§ **WRITTEN EXERCISE**
Copy out all the data, word for word.

Collected data:
────────────────────────────────────────

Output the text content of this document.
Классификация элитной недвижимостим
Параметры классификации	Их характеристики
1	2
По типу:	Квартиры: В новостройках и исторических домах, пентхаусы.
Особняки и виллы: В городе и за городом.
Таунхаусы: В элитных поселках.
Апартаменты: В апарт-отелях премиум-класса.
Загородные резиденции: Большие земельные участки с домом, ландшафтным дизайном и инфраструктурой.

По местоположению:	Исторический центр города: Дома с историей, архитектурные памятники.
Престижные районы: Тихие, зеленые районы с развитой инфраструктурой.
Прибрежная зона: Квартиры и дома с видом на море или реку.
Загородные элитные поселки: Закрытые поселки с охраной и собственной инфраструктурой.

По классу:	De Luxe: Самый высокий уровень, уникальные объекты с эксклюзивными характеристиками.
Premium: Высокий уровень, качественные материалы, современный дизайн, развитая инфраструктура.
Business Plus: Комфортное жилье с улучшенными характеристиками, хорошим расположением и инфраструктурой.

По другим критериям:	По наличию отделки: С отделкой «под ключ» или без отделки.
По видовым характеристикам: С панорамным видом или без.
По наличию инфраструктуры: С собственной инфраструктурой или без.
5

────────────────────────────────────────

§ **EXPECTED OUTPUT**
Output the text content of this document.
Классификация элитной недвижимостим
Параметры классификации	Их характеристики
1	2
По типу:	Квартиры: В новостройках и исторических домах, пентхаусы.
Особняки и виллы: В городе и за городом.
Таунхаусы: В элитных поселках.
Апартаменты: В апарт-отелях премиум-класса.
Загородные резиденции: Большие земельные участки с домом, ландшафтным дизайном и инфраструктурой.

По местоположению:	Исторический центр города: Дома с историей, архитектурные памятники.
Престижные районы: Тихие, зеленые районы с развитой инфраструктурой.
Прибрежная зона: Квартиры и дома с видом на море или реку.
Загородные элитные поселки: Закрытые поселки с охраной и собственной инфраструктурой.

По классу:	De Luxe: Самый высокий уровень, уникальные объекты с эксклюзивными характеристиками.
Premium: Высокий уровень, качественные материалы, современный дизайн, развитая инфраструктура.
Business Plus: Комфортное жилье с улучшенными характеристиками, хорошим расположением и инфраструктурой.

По другим критериям:	По наличию отделки: С отделкой «под ключ» или без отделки.
По видовым характеристикам: С панорамным видом или без.
По наличию инфраструктуры: С собственной инфраструктурой или без.
5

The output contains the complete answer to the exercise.